─── Records to process ───

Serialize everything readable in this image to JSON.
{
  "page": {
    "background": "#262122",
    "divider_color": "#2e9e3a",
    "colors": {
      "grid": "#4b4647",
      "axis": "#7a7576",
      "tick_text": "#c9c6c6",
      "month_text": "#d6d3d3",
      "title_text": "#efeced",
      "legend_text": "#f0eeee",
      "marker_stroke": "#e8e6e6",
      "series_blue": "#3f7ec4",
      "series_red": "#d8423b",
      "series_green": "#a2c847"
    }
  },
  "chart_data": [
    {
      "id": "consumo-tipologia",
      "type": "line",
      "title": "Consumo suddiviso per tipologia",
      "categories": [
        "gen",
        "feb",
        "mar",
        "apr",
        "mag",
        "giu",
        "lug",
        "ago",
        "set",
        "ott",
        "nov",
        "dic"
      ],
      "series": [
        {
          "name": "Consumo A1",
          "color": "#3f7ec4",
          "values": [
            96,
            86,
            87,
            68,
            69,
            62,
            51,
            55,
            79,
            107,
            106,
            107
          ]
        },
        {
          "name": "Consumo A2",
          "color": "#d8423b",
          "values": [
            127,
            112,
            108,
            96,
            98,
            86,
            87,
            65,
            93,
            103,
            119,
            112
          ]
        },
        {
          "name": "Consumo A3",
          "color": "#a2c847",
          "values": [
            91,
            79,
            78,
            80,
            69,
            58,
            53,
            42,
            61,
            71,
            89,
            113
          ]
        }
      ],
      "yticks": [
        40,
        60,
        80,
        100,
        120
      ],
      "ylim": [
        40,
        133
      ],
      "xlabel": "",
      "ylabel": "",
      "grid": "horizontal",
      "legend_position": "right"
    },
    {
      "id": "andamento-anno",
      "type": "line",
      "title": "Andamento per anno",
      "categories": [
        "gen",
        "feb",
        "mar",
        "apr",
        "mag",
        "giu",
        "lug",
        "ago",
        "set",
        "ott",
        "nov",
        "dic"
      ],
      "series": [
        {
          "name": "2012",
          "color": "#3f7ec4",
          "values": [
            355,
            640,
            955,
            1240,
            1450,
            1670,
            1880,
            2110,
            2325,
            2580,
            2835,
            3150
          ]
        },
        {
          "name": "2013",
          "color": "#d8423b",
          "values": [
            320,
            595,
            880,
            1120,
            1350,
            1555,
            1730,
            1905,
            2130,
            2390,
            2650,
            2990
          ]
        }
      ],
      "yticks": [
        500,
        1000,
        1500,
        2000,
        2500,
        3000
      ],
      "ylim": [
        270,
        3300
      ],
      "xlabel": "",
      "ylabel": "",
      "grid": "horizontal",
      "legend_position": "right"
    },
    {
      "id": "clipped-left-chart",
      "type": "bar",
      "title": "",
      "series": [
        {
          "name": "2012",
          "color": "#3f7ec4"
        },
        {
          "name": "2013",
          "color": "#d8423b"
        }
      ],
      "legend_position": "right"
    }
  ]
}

───

**Task statement:** In the records above, locate every line with the string "anno" and copy it.

**Response to the exercise:**
      "id": "andamento-anno",
      "title": "Andamento per anno",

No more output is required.